** WORK TO DO **
Leaving out all images, write out the records that follow exactly.

Begin RECORDS FOR THIS EXERCISE

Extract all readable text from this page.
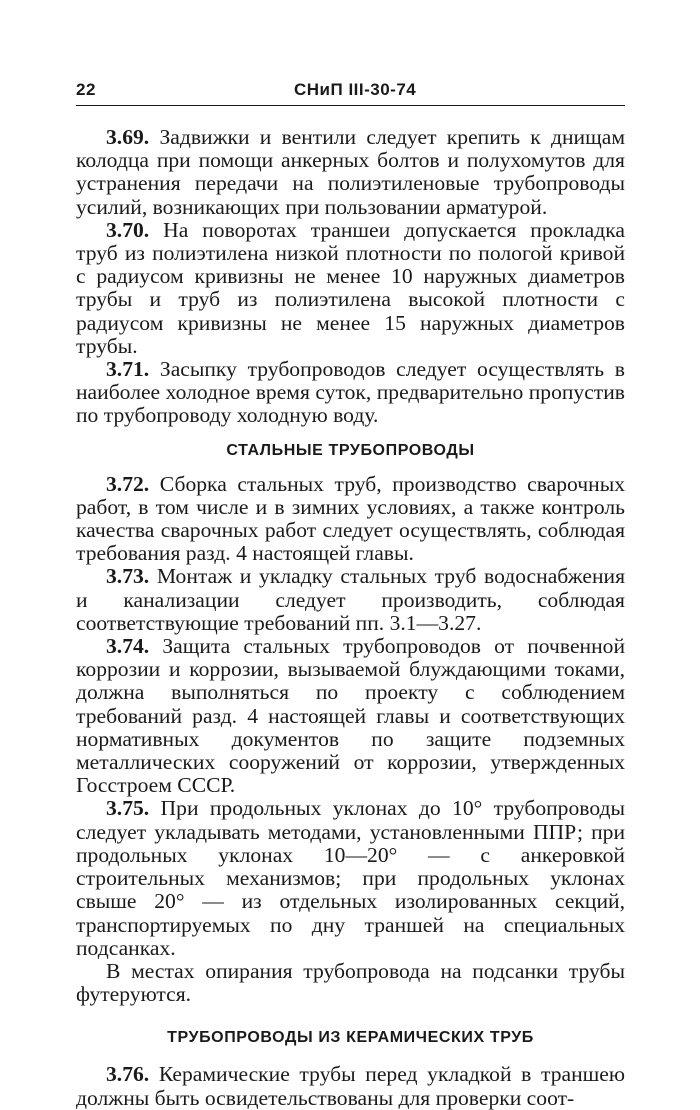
22	СНиП III-30-74

3.69. Задвижки и вентили следует крепить к днищам колодца при помощи анкерных болтов и полухомутов для устранения передачи на полиэтиленовые трубопроводы усилий, возникающих при пользовании арматурой.

3.70. На поворотах траншеи допускается прокладка труб из полиэтилена низкой плотности по пологой кривой с радиусом кривизны не менее 10 наружных диаметров трубы и труб из полиэтилена высокой плотности с радиусом кривизны не менее 15 наружных диаметров трубы.

3.71. Засыпку трубопроводов следует осуществлять в наиболее холодное время суток, предварительно пропустив по трубопроводу холодную воду.

СТАЛЬНЫЕ ТРУБОПРОВОДЫ

3.72. Сборка стальных труб, производство сварочных работ, в том числе и в зимних условиях, а также контроль качества сварочных работ следует осуществлять, соблюдая требования разд. 4 настоящей главы.

3.73. Монтаж и укладку стальных труб водоснабжения и канализации следует производить, соблюдая соответствующие требований пп. 3.1—3.27.

3.74. Защита стальных трубопроводов от почвенной коррозии и коррозии, вызываемой блуждающими токами, должна выполняться по проекту с соблюдением требований разд. 4 настоящей главы и соответствующих нормативных документов по защите подземных металлических сооружений от коррозии, утвержденных Госстроем СССР.

3.75. При продольных уклонах до 10° трубопроводы следует укладывать методами, установленными ППР; при продольных уклонах 10—20° — с анкеровкой строительных механизмов; при продольных уклонах свыше 20° — из отдельных изолированных секций, транспортируемых по дну траншей на специальных подсанках.

В местах опирания трубопровода на подсанки трубы футеруются.

ТРУБОПРОВОДЫ ИЗ КЕРАМИЧЕСКИХ ТРУБ

3.76. Керамические трубы перед укладкой в траншею должны быть освидетельствованы для проверки соот-
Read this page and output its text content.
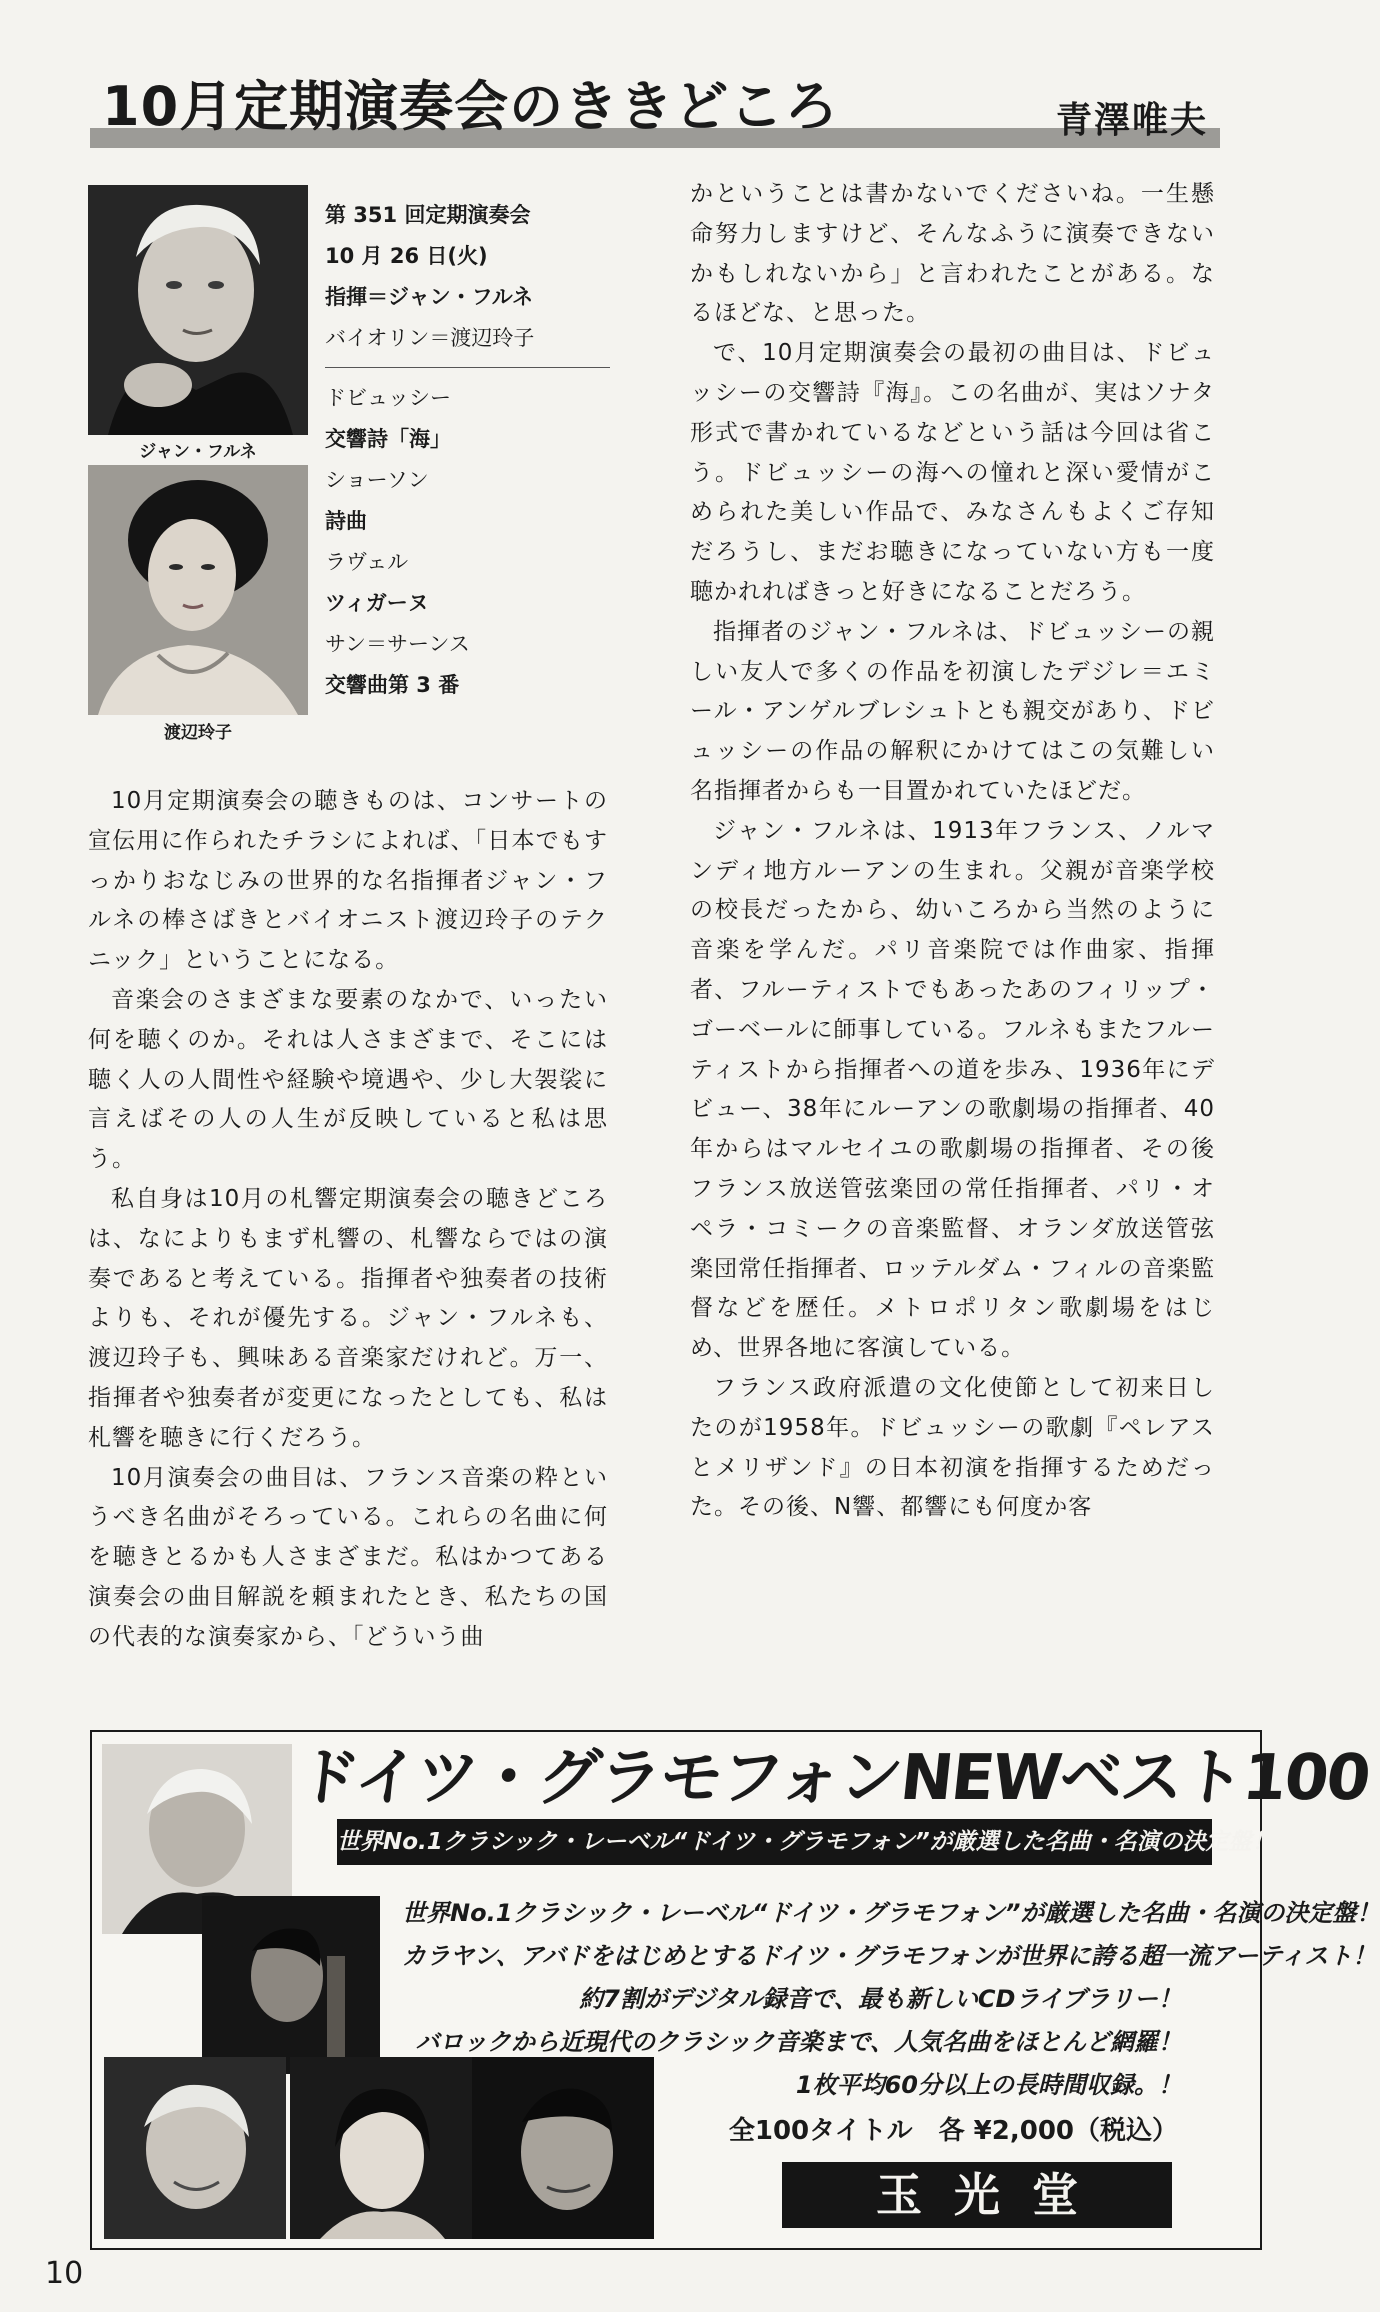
10月定期演奏会のききどころ	青澤唯夫
ジャン・フルネ
渡辺玲子
第 351 回定期演奏会
10 月 26 日(火)
指揮＝ジャン・フルネ
バイオリン＝渡辺玲子
ドビュッシー
交響詩「海」
ショーソン
詩曲
ラヴェル
ツィガーヌ
サン＝サーンス
交響曲第 3 番

10月定期演奏会の聴きものは、コンサートの宣伝用に作られたチラシによれば、「日本でもすっかりおなじみの世界的な名指揮者ジャン・フルネの棒さばきとバイオニスト渡辺玲子のテクニック」ということになる。

音楽会のさまざまな要素のなかで、いったい何を聴くのか。それは人さまざまで、そこには聴く人の人間性や経験や境遇や、少し大袈裟に言えばその人の人生が反映していると私は思う。

私自身は10月の札響定期演奏会の聴きどころは、なによりもまず札響の、札響ならではの演奏であると考えている。指揮者や独奏者の技術よりも、それが優先する。ジャン・フルネも、渡辺玲子も、興味ある音楽家だけれど。万一、指揮者や独奏者が変更になったとしても、私は札響を聴きに行くだろう。

10月演奏会の曲目は、フランス音楽の粋というべき名曲がそろっている。これらの名曲に何を聴きとるかも人さまざまだ。私はかつてある演奏会の曲目解説を頼まれたとき、私たちの国の代表的な演奏家から、「どういう曲

かということは書かないでくださいね。一生懸命努力しますけど、そんなふうに演奏できないかもしれないから」と言われたことがある。なるほどな、と思った。

で、10月定期演奏会の最初の曲目は、ドビュッシーの交響詩『海』。この名曲が、実はソナタ形式で書かれているなどという話は今回は省こう。ドビュッシーの海への憧れと深い愛情がこめられた美しい作品で、みなさんもよくご存知だろうし、まだお聴きになっていない方も一度聴かれればきっと好きになることだろう。

指揮者のジャン・フルネは、ドビュッシーの親しい友人で多くの作品を初演したデジレ＝エミール・アンゲルブレシュトとも親交があり、ドビュッシーの作品の解釈にかけてはこの気難しい名指揮者からも一目置かれていたほどだ。

ジャン・フルネは、1913年フランス、ノルマンディ地方ルーアンの生まれ。父親が音楽学校の校長だったから、幼いころから当然のように音楽を学んだ。パリ音楽院では作曲家、指揮者、フルーティストでもあったあのフィリップ・ゴーベールに師事している。フルネもまたフルーティストから指揮者への道を歩み、1936年にデビュー、38年にルーアンの歌劇場の指揮者、40年からはマルセイユの歌劇場の指揮者、その後フランス放送管弦楽団の常任指揮者、パリ・オペラ・コミークの音楽監督、オランダ放送管弦楽団常任指揮者、ロッテルダム・フィルの音楽監督などを歴任。メトロポリタン歌劇場をはじめ、世界各地に客演している。

フランス政府派遣の文化使節として初来日したのが1958年。ドビュッシーの歌劇『ペレアスとメリザンド』の日本初演を指揮するためだった。その後、N響、都響にも何度か客

ドイツ・グラモフォンNEWベスト100
世界No.1クラシック・レーベル“ドイツ・グラモフォン”が厳選した名曲・名演の決定盤！
世界No.1クラシック・レーベル“ドイツ・グラモフォン”が厳選した名曲・名演の決定盤！
カラヤン、アバドをはじめとするドイツ・グラモフォンが世界に誇る超一流アーティスト！
約7割がデジタル録音で、最も新しいCDライブラリー！
バロックから近現代のクラシック音楽まで、人気名曲をほとんど網羅！
1枚平均60分以上の長時間収録。！
全100タイトル　各 ¥2,000（税込）
玉光堂
10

End RECORDS FOR THIS EXERCISE

** FINAL RESULT **
Extract all readable text from this page.
22	СНиП III-30-74

3.69. Задвижки и вентили следует крепить к днищам колодца при помощи анкерных болтов и полухомутов для устранения передачи на полиэтиленовые трубопроводы усилий, возникающих при пользовании арматурой.

3.70. На поворотах траншеи допускается прокладка труб из полиэтилена низкой плотности по пологой кривой с радиусом кривизны не менее 10 наружных диаметров трубы и труб из полиэтилена высокой плотности с радиусом кривизны не менее 15 наружных диаметров трубы.

3.71. Засыпку трубопроводов следует осуществлять в наиболее холодное время суток, предварительно пропустив по трубопроводу холодную воду.

СТАЛЬНЫЕ ТРУБОПРОВОДЫ

3.72. Сборка стальных труб, производство сварочных работ, в том числе и в зимних условиях, а также контроль качества сварочных работ следует осуществлять, соблюдая требования разд. 4 настоящей главы.

3.73. Монтаж и укладку стальных труб водоснабжения и канализации следует производить, соблюдая соответствующие требований пп. 3.1—3.27.

3.74. Защита стальных трубопроводов от почвенной коррозии и коррозии, вызываемой блуждающими токами, должна выполняться по проекту с соблюдением требований разд. 4 настоящей главы и соответствующих нормативных документов по защите подземных металлических сооружений от коррозии, утвержденных Госстроем СССР.

3.75. При продольных уклонах до 10° трубопроводы следует укладывать методами, установленными ППР; при продольных уклонах 10—20° — с анкеровкой строительных механизмов; при продольных уклонах свыше 20° — из отдельных изолированных секций, транспортируемых по дну траншей на специальных подсанках.

В местах опирания трубопровода на подсанки трубы футеруются.

ТРУБОПРОВОДЫ ИЗ КЕРАМИЧЕСКИХ ТРУБ

3.76. Керамические трубы перед укладкой в траншею должны быть освидетельствованы для проверки соот-
Read this page and output its text content.
10月定期演奏会のききどころ	青澤唯夫
ジャン・フルネ
渡辺玲子
第 351 回定期演奏会
10 月 26 日(火)
指揮＝ジャン・フルネ
バイオリン＝渡辺玲子
ドビュッシー
交響詩「海」
ショーソン
詩曲
ラヴェル
ツィガーヌ
サン＝サーンス
交響曲第 3 番

10月定期演奏会の聴きものは、コンサートの宣伝用に作られたチラシによれば、「日本でもすっかりおなじみの世界的な名指揮者ジャン・フルネの棒さばきとバイオニスト渡辺玲子のテクニック」ということになる。

音楽会のさまざまな要素のなかで、いったい何を聴くのか。それは人さまざまで、そこには聴く人の人間性や経験や境遇や、少し大袈裟に言えばその人の人生が反映していると私は思う。

私自身は10月の札響定期演奏会の聴きどころは、なによりもまず札響の、札響ならではの演奏であると考えている。指揮者や独奏者の技術よりも、それが優先する。ジャン・フルネも、渡辺玲子も、興味ある音楽家だけれど。万一、指揮者や独奏者が変更になったとしても、私は札響を聴きに行くだろう。

10月演奏会の曲目は、フランス音楽の粋というべき名曲がそろっている。これらの名曲に何を聴きとるかも人さまざまだ。私はかつてある演奏会の曲目解説を頼まれたとき、私たちの国の代表的な演奏家から、「どういう曲

かということは書かないでくださいね。一生懸命努力しますけど、そんなふうに演奏できないかもしれないから」と言われたことがある。なるほどな、と思った。

で、10月定期演奏会の最初の曲目は、ドビュッシーの交響詩『海』。この名曲が、実はソナタ形式で書かれているなどという話は今回は省こう。ドビュッシーの海への憧れと深い愛情がこめられた美しい作品で、みなさんもよくご存知だろうし、まだお聴きになっていない方も一度聴かれればきっと好きになることだろう。

指揮者のジャン・フルネは、ドビュッシーの親しい友人で多くの作品を初演したデジレ＝エミール・アンゲルブレシュトとも親交があり、ドビュッシーの作品の解釈にかけてはこの気難しい名指揮者からも一目置かれていたほどだ。

ジャン・フルネは、1913年フランス、ノルマンディ地方ルーアンの生まれ。父親が音楽学校の校長だったから、幼いころから当然のように音楽を学んだ。パリ音楽院では作曲家、指揮者、フルーティストでもあったあのフィリップ・ゴーベールに師事している。フルネもまたフルーティストから指揮者への道を歩み、1936年にデビュー、38年にルーアンの歌劇場の指揮者、40年からはマルセイユの歌劇場の指揮者、その後フランス放送管弦楽団の常任指揮者、パリ・オペラ・コミークの音楽監督、オランダ放送管弦楽団常任指揮者、ロッテルダム・フィルの音楽監督などを歴任。メトロポリタン歌劇場をはじめ、世界各地に客演している。

フランス政府派遣の文化使節として初来日したのが1958年。ドビュッシーの歌劇『ペレアスとメリザンド』の日本初演を指揮するためだった。その後、N響、都響にも何度か客

ドイツ・グラモフォンNEWベスト100
世界No.1クラシック・レーベル“ドイツ・グラモフォン”が厳選した名曲・名演の決定盤！
世界No.1クラシック・レーベル“ドイツ・グラモフォン”が厳選した名曲・名演の決定盤！
カラヤン、アバドをはじめとするドイツ・グラモフォンが世界に誇る超一流アーティスト！
約7割がデジタル録音で、最も新しいCDライブラリー！
バロックから近現代のクラシック音楽まで、人気名曲をほとんど網羅！
1枚平均60分以上の長時間収録。！
全100タイトル　各 ¥2,000（税込）
玉光堂
10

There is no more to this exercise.